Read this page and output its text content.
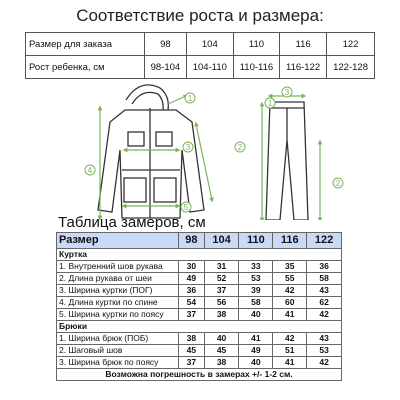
Соответствие роста и размера:
Размер для заказа	98	104	110	116	122
Рост ребенка, см	98-104	104-110	110-116	116-122	122-128
1
2
3
4
5
1
2
3
Таблица замеров, см
Размер	98	104	110	116	122
Куртка					
1. Внутренний шов рукава	30	31	33	35	36
2. Длина рукава от шеи	49	52	53	55	58
3. Ширина куртки (ПОГ)	36	37	39	42	43
4. Длина куртки по спине	54	56	58	60	62
5. Ширина куртки по поясу	37	38	40	41	42
Брюки					
1. Ширина брюк (ПОБ)	38	40	41	42	43
2. Шаговый шов	45	45	49	51	53
3. Ширина брюк по поясу	37	38	40	41	42
Возможна погрешность в замерах +/- 1-2 см.					
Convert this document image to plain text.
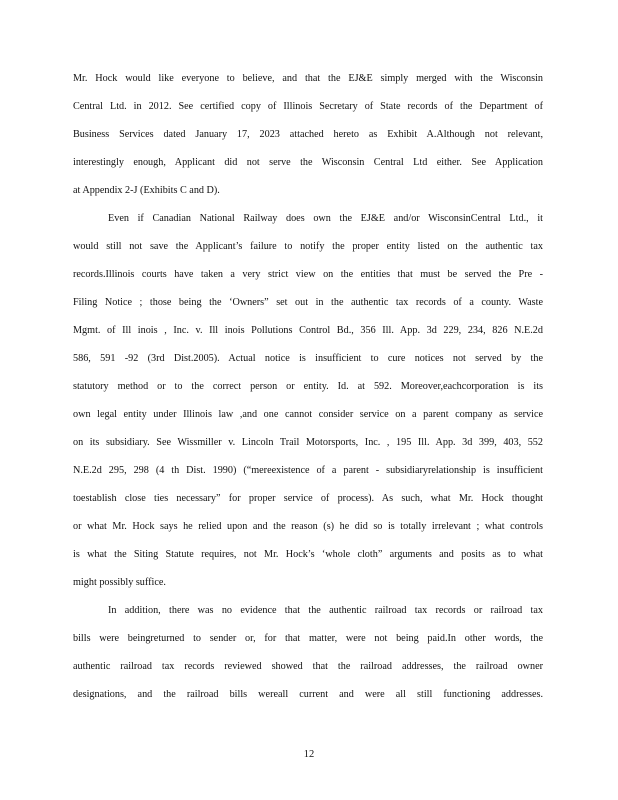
Mr. Hock would like everyone to believe, and that the EJ&E simply merged with the Wisconsin
Central Ltd. in 2012. See certified copy of Illinois Secretary of State records of the Department of
Business Services dated January 17, 2023 attached hereto as Exhibit A.Although not relevant,
interestingly enough, Applicant did not serve the Wisconsin Central Ltd either. See Application
at Appendix 2-J (Exhibits C and D).
Even if Canadian National Railway does own the EJ&E and/or WisconsinCentral Ltd., it
would still not save the Applicant’s failure to notify the proper entity listed on the authentic tax
records.Illinois courts have taken a very strict view on the entities that must be served the Pre -
Filing Notice ; those being the ‘Owners” set out in the authentic tax records of a county. Waste
Mgmt. of Ill inois , Inc. v. Ill inois Pollutions Control Bd., 356 Ill. App. 3d 229, 234, 826 N.E.2d
586, 591 -92 (3rd Dist.2005). Actual notice is insufficient to cure notices not served by the
statutory method or to the correct person or entity. Id. at 592. Moreover,eachcorporation is its
own legal entity under Illinois law ,and one cannot consider service on a parent company as service
on its subsidiary. See Wissmiller v. Lincoln Trail Motorsports, Inc. , 195 Ill. App. 3d 399, 403, 552
N.E.2d 295, 298 (4 th Dist. 1990) (“mereexistence of a parent - subsidiaryrelationship is insufficient
toestablish close ties necessary” for proper service of process). As such, what Mr. Hock thought
or what Mr. Hock says he relied upon and the reason (s) he did so is totally irrelevant ; what controls
is what the Siting Statute requires, not Mr. Hock’s ‘whole cloth” arguments and posits as to what
might possibly suffice.
In addition, there was no evidence that the authentic railroad tax records or railroad tax
bills were beingreturned to sender or, for that matter, were not being paid.In other words, the
authentic railroad tax records reviewed showed that the railroad addresses, the railroad owner
designations, and the railroad bills wereall current and were all still functioning addresses.
12
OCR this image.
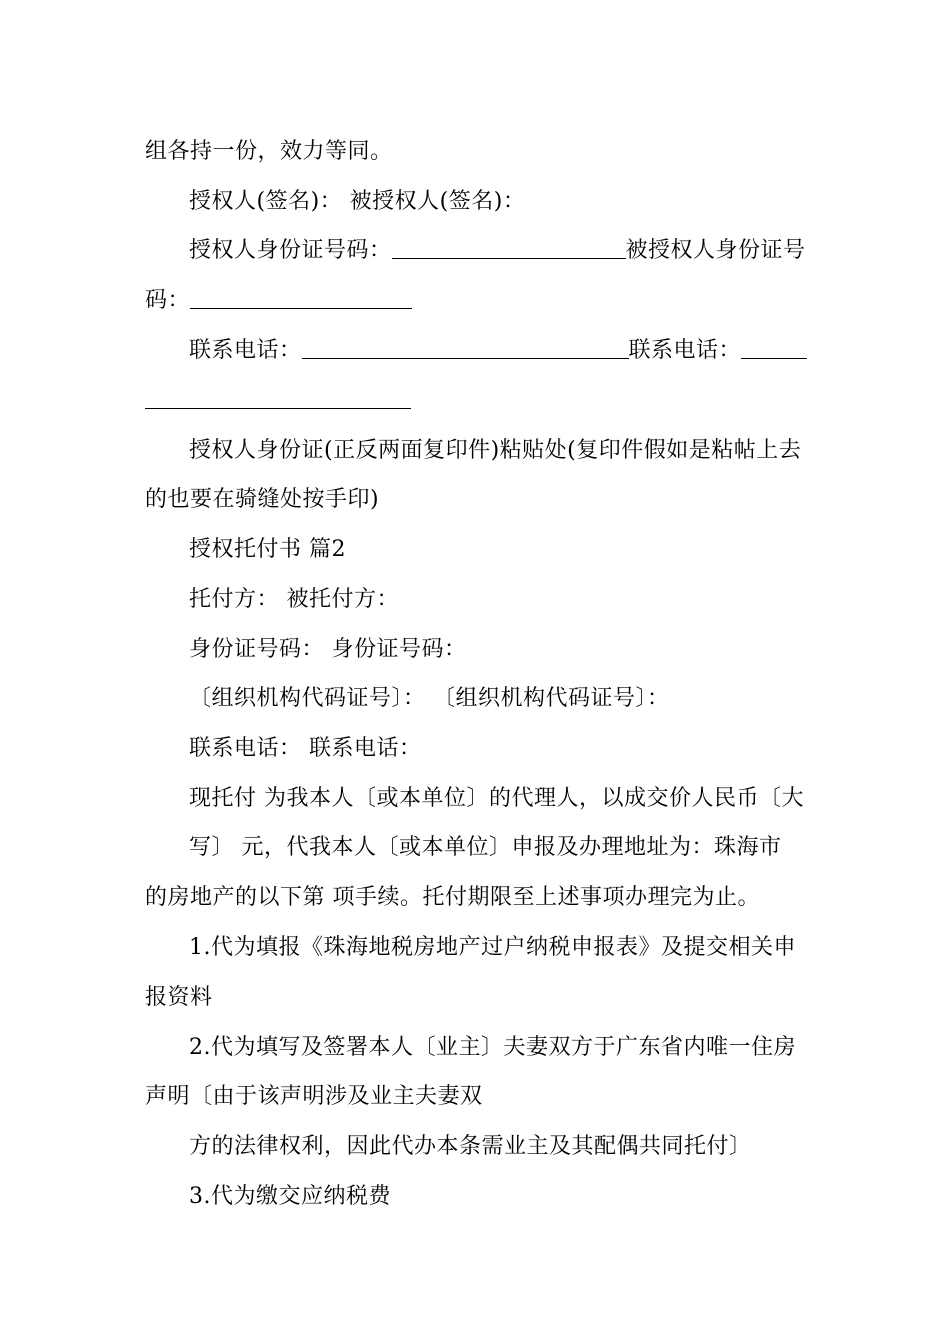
组各持一份，效力等同。
授权人(签名)： 被授权人(签名)：
授权人身份证号码：	被授权人身份证号
码：
联系电话：	联系电话：
授权人身份证(正反两面复印件)粘贴处(复印件假如是粘帖上去
的也要在骑缝处按手印)
授权托付书 篇2
托付方： 被托付方：
身份证号码： 身份证号码：
〔组织机构代码证号〕： 〔组织机构代码证号〕：
联系电话： 联系电话：
现托付 为我本人〔或本单位〕的代理人，以成交价人民币〔大
写〕 元，代我本人〔或本单位〕申报及办理地址为：珠海市
的房地产的以下第 项手续。托付期限至上述事项办理完为止。
1.代为填报《珠海地税房地产过户纳税申报表》及提交相关申
报资料
2.代为填写及签署本人〔业主〕夫妻双方于广东省内唯一住房
声明〔由于该声明涉及业主夫妻双
方的法律权利，因此代办本条需业主及其配偶共同托付〕
3.代为缴交应纳税费
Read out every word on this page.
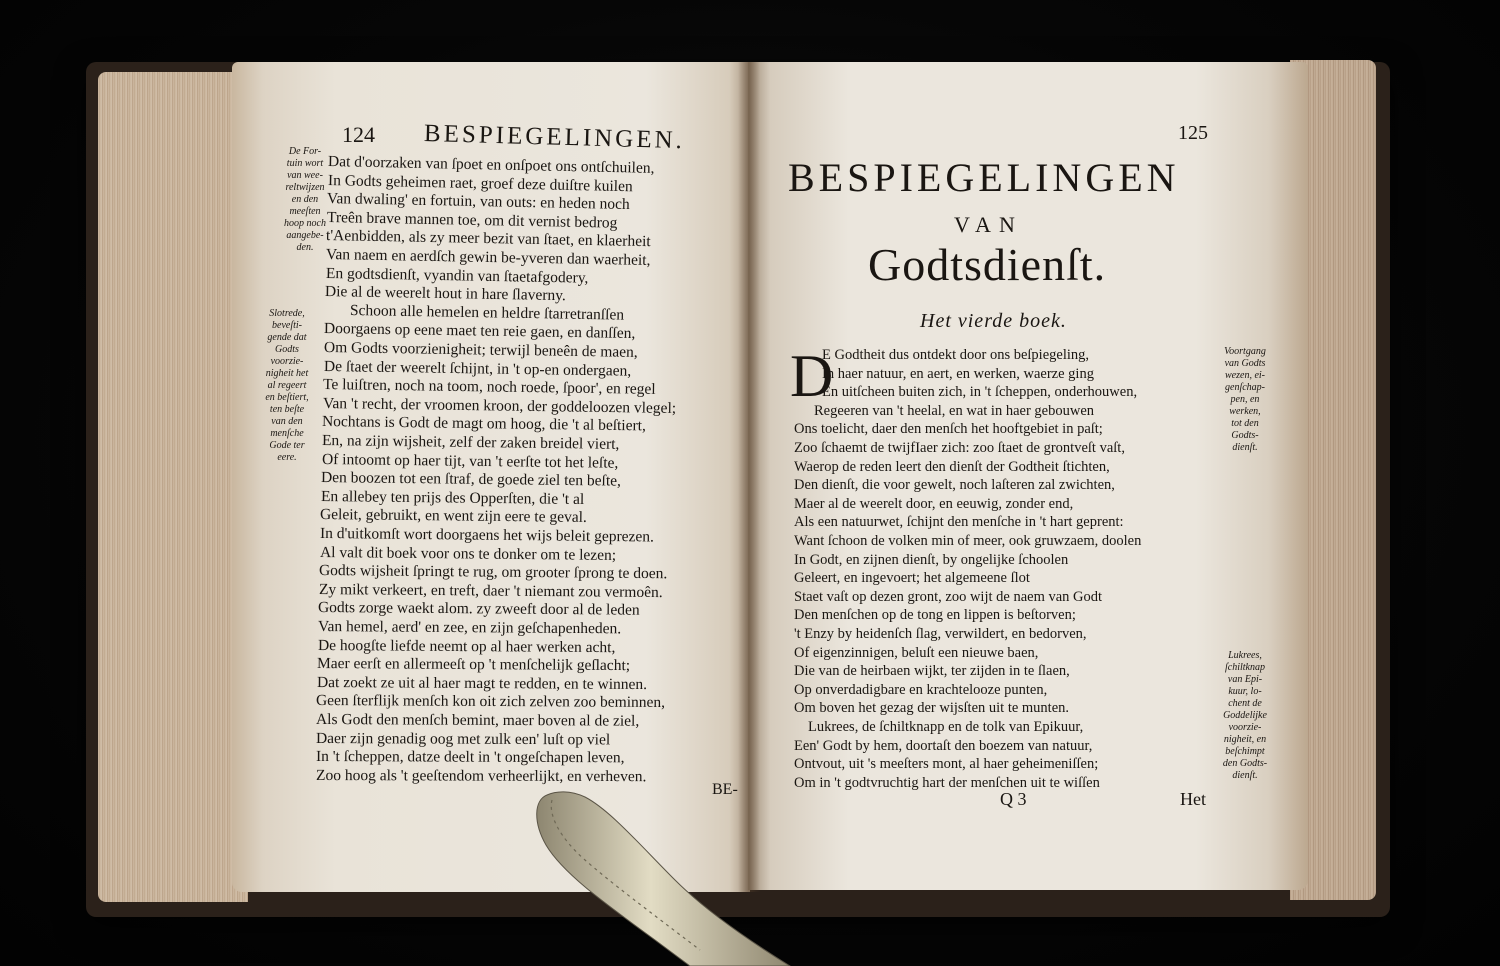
124 BESPIEGELINGEN.
De For-
tuin wort
van wee-
reltwijzen
en den
meeſten
hoop noch
aangebe-
den.
Slotrede,
beveſti-
gende dat
Godts
voorzie-
nigheit het
al regeert
en beſtiert,
ten beſte
van den
menſche
Gode ter
eere.
Dat d'oorzaken van ſpoet en onſpoet ons ontſchuilen,
In Godts geheimen raet, groef deze duiſtre kuilen
Van dwaling' en fortuin, van outs: en heden noch
Treên brave mannen toe, om dit vernist bedrog
t'Aenbidden, als zy meer bezit van ſtaet, en klaerheit
Van naem en aerdſch gewin be-yveren dan waerheit,
En godtsdienſt, vyandin van ſtaetafgodery,
Die al de weerelt hout in hare ſlaverny.
Schoon alle hemelen en heldre ſtarretranſſen
Doorgaens op eene maet ten reie gaen, en danſſen,
Om Godts voorzienigheit; terwijl beneên de maen,
De ſtaet der weerelt ſchijnt, in 't op-en ondergaen,
Te luiſtren, noch na toom, noch roede, ſpoor', en regel
Van 't recht, der vroomen kroon, der goddeloozen vlegel;
Nochtans is Godt de magt om hoog, die 't al beſtiert,
En, na zijn wijsheit, zelf der zaken breidel viert,
Of intoomt op haer tijt, van 't eerſte tot het leſte,
Den boozen tot een ſtraf, de goede ziel ten beſte,
En allebey ten prijs des Opperſten, die 't al
Geleit, gebruikt, en went zijn eere te geval.
In d'uitkomſt wort doorgaens het wijs beleit geprezen.
Al valt dit boek voor ons te donker om te lezen;
Godts wijsheit ſpringt te rug, om grooter ſprong te doen.
Zy mikt verkeert, en treft, daer 't niemant zou vermoên.
Godts zorge waekt alom. zy zweeft door al de leden
Van hemel, aerd' en zee, en zijn geſchapenheden.
De hoogſte liefde neemt op al haer werken acht,
Maer eerſt en allermeeſt op 't menſchelijk geſlacht;
Dat zoekt ze uit al haer magt te redden, en te winnen.
Geen ſterflijk menſch kon oit zich zelven zoo beminnen,
Als Godt den menſch bemint, maer boven al de ziel,
Daer zijn genadig oog met zulk een' luſt op viel
In 't ſcheppen, datze deelt in 't ongeſchapen leven,
Zoo hoog als 't geeſtendom verheerlijkt, en verheven.
BE-
125
BESPIEGELINGEN
VAN
Godtsdienſt.
Het vierde boek.
D	Voortgang
van Godts
wezen, ei-
genſchap-
pen, en
werken,
tot den
Godts-
dienſt.
Lukrees,
ſchiltknap
van Epi-
kuur, lo-
chent de
Goddelijke
voorzie-
nigheit, en
beſchimpt
den Godts-
dienſt.
E Godtheit dus ontdekt door ons beſpiegeling,
In haer natuur, en aert, en werken, waerze ging
En uitſcheen buiten zich, in 't ſcheppen, onderhouwen,
Regeeren van 't heelal, en wat in haer gebouwen
Ons toelicht, daer den menſch het hooftgebiet in paſt;
Zoo ſchaemt de twijfIaer zich: zoo ſtaet de grontveſt vaſt,
Waerop de reden leert den dienſt der Godtheit ſtichten,
Den dienſt, die voor gewelt, noch laſteren zal zwichten,
Maer al de weerelt door, en eeuwig, zonder end,
Als een natuurwet, ſchijnt den menſche in 't hart geprent:
Want ſchoon de volken min of meer, ook gruwzaem, doolen
In Godt, en zijnen dienſt, by ongelijke ſchoolen
Geleert, en ingevoert; het algemeene ſlot
Staet vaſt op dezen gront, zoo wijt de naem van Godt
Den menſchen op de tong en lippen is beſtorven;
't Enzy by heidenſch ſlag, verwildert, en bedorven,
Of eigenzinnigen, beluſt een nieuwe baen,
Die van de heirbaen wijkt, ter zijden in te ſlaen,
Op onverdadigbare en krachtelooze punten,
Om boven het gezag der wijsſten uit te munten.
Lukrees, de ſchiltknapp en de tolk van Epikuur,
Een' Godt by hem, doortaſt den boezem van natuur,
Ontvout, uit 's meeſters mont, al haer geheimeniſſen;
Om in 't godtvruchtig hart der menſchen uit te wiſſen
Q 3	Het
- - - - -
Send back the data above word for word, with the pictures left out.

Read this page and output its text content.
Соответствие роста и размера:
Размер для заказа	98	104	110	116	122
Рост ребенка, см	98-104	104-110	110-116	116-122	122-128
1
2
3
4
5
1
2
3
Таблица замеров, см
Размер	98	104	110	116	122
Куртка					
1. Внутренний шов рукава	30	31	33	35	36
2. Длина рукава от шеи	49	52	53	55	58
3. Ширина куртки (ПОГ)	36	37	39	42	43
4. Длина куртки по спине	54	56	58	60	62
5. Ширина куртки по поясу	37	38	40	41	42
Брюки					
1. Ширина брюк (ПОБ)	38	40	41	42	43
2. Шаговый шов	45	45	49	51	53
3. Ширина брюк по поясу	37	38	40	41	42
Возможна погрешность в замерах +/- 1-2 см.					
Convert this document image to plain text.
Mr. Hock would like everyone to believe, and that the EJ&E simply merged with the Wisconsin
Central Ltd. in 2012. See certified copy of Illinois Secretary of State records of the Department of
Business Services dated January 17, 2023 attached hereto as Exhibit A.Although not relevant,
interestingly enough, Applicant did not serve the Wisconsin Central Ltd either. See Application
at Appendix 2-J (Exhibits C and D).
Even if Canadian National Railway does own the EJ&E and/or WisconsinCentral Ltd., it
would still not save the Applicant’s failure to notify the proper entity listed on the authentic tax
records.Illinois courts have taken a very strict view on the entities that must be served the Pre -
Filing Notice ; those being the ‘Owners” set out in the authentic tax records of a county. Waste
Mgmt. of Ill inois , Inc. v. Ill inois Pollutions Control Bd., 356 Ill. App. 3d 229, 234, 826 N.E.2d
586, 591 -92 (3rd Dist.2005). Actual notice is insufficient to cure notices not served by the
statutory method or to the correct person or entity. Id. at 592. Moreover,eachcorporation is its
own legal entity under Illinois law ,and one cannot consider service on a parent company as service
on its subsidiary. See Wissmiller v. Lincoln Trail Motorsports, Inc. , 195 Ill. App. 3d 399, 403, 552
N.E.2d 295, 298 (4 th Dist. 1990) (“mereexistence of a parent - subsidiaryrelationship is insufficient
toestablish close ties necessary” for proper service of process). As such, what Mr. Hock thought
or what Mr. Hock says he relied upon and the reason (s) he did so is totally irrelevant ; what controls
is what the Siting Statute requires, not Mr. Hock’s ‘whole cloth” arguments and posits as to what
might possibly suffice.
In addition, there was no evidence that the authentic railroad tax records or railroad tax
bills were beingreturned to sender or, for that matter, were not being paid.In other words, the
authentic railroad tax records reviewed showed that the railroad addresses, the railroad owner
designations, and the railroad bills wereall current and were all still functioning addresses.
12
OCR this image.
组各持一份，效力等同。
授权人(签名)： 被授权人(签名)：
授权人身份证号码：	被授权人身份证号
码：
联系电话：	联系电话：
授权人身份证(正反两面复印件)粘贴处(复印件假如是粘帖上去
的也要在骑缝处按手印)
授权托付书 篇2
托付方： 被托付方：
身份证号码： 身份证号码：
〔组织机构代码证号〕： 〔组织机构代码证号〕：
联系电话： 联系电话：
现托付 为我本人〔或本单位〕的代理人，以成交价人民币〔大
写〕 元，代我本人〔或本单位〕申报及办理地址为：珠海市
的房地产的以下第 项手续。托付期限至上述事项办理完为止。
1.代为填报《珠海地税房地产过户纳税申报表》及提交相关申
报资料
2.代为填写及签署本人〔业主〕夫妻双方于广东省内唯一住房
声明〔由于该声明涉及业主夫妻双
方的法律权利，因此代办本条需业主及其配偶共同托付〕
3.代为缴交应纳税费
Read out every word on this page.
124 BESPIEGELINGEN.
De For-
tuin wort
van wee-
reltwijzen
en den
meeſten
hoop noch
aangebe-
den.
Slotrede,
beveſti-
gende dat
Godts
voorzie-
nigheit het
al regeert
en beſtiert,
ten beſte
van den
menſche
Gode ter
eere.
Dat d'oorzaken van ſpoet en onſpoet ons ontſchuilen,
In Godts geheimen raet, groef deze duiſtre kuilen
Van dwaling' en fortuin, van outs: en heden noch
Treên brave mannen toe, om dit vernist bedrog
t'Aenbidden, als zy meer bezit van ſtaet, en klaerheit
Van naem en aerdſch gewin be-yveren dan waerheit,
En godtsdienſt, vyandin van ſtaetafgodery,
Die al de weerelt hout in hare ſlaverny.
Schoon alle hemelen en heldre ſtarretranſſen
Doorgaens op eene maet ten reie gaen, en danſſen,
Om Godts voorzienigheit; terwijl beneên de maen,
De ſtaet der weerelt ſchijnt, in 't op-en ondergaen,
Te luiſtren, noch na toom, noch roede, ſpoor', en regel
Van 't recht, der vroomen kroon, der goddeloozen vlegel;
Nochtans is Godt de magt om hoog, die 't al beſtiert,
En, na zijn wijsheit, zelf der zaken breidel viert,
Of intoomt op haer tijt, van 't eerſte tot het leſte,
Den boozen tot een ſtraf, de goede ziel ten beſte,
En allebey ten prijs des Opperſten, die 't al
Geleit, gebruikt, en went zijn eere te geval.
In d'uitkomſt wort doorgaens het wijs beleit geprezen.
Al valt dit boek voor ons te donker om te lezen;
Godts wijsheit ſpringt te rug, om grooter ſprong te doen.
Zy mikt verkeert, en treft, daer 't niemant zou vermoên.
Godts zorge waekt alom. zy zweeft door al de leden
Van hemel, aerd' en zee, en zijn geſchapenheden.
De hoogſte liefde neemt op al haer werken acht,
Maer eerſt en allermeeſt op 't menſchelijk geſlacht;
Dat zoekt ze uit al haer magt te redden, en te winnen.
Geen ſterflijk menſch kon oit zich zelven zoo beminnen,
Als Godt den menſch bemint, maer boven al de ziel,
Daer zijn genadig oog met zulk een' luſt op viel
In 't ſcheppen, datze deelt in 't ongeſchapen leven,
Zoo hoog als 't geeſtendom verheerlijkt, en verheven.
BE-
125
BESPIEGELINGEN
VAN
Godtsdienſt.
Het vierde boek.
D	Voortgang
van Godts
wezen, ei-
genſchap-
pen, en
werken,
tot den
Godts-
dienſt.
Lukrees,
ſchiltknap
van Epi-
kuur, lo-
chent de
Goddelijke
voorzie-
nigheit, en
beſchimpt
den Godts-
dienſt.
E Godtheit dus ontdekt door ons beſpiegeling,
In haer natuur, en aert, en werken, waerze ging
En uitſcheen buiten zich, in 't ſcheppen, onderhouwen,
Regeeren van 't heelal, en wat in haer gebouwen
Ons toelicht, daer den menſch het hooftgebiet in paſt;
Zoo ſchaemt de twijfIaer zich: zoo ſtaet de grontveſt vaſt,
Waerop de reden leert den dienſt der Godtheit ſtichten,
Den dienſt, die voor gewelt, noch laſteren zal zwichten,
Maer al de weerelt door, en eeuwig, zonder end,
Als een natuurwet, ſchijnt den menſche in 't hart geprent:
Want ſchoon de volken min of meer, ook gruwzaem, doolen
In Godt, en zijnen dienſt, by ongelijke ſchoolen
Geleert, en ingevoert; het algemeene ſlot
Staet vaſt op dezen gront, zoo wijt de naem van Godt
Den menſchen op de tong en lippen is beſtorven;
't Enzy by heidenſch ſlag, verwildert, en bedorven,
Of eigenzinnigen, beluſt een nieuwe baen,
Die van de heirbaen wijkt, ter zijden in te ſlaen,
Op onverdadigbare en krachtelooze punten,
Om boven het gezag der wijsſten uit te munten.
Lukrees, de ſchiltknapp en de tolk van Epikuur,
Een' Godt by hem, doortaſt den boezem van natuur,
Ontvout, uit 's meeſters mont, al haer geheimeniſſen;
Om in 't godtvruchtig hart der menſchen uit te wiſſen
Q 3	Het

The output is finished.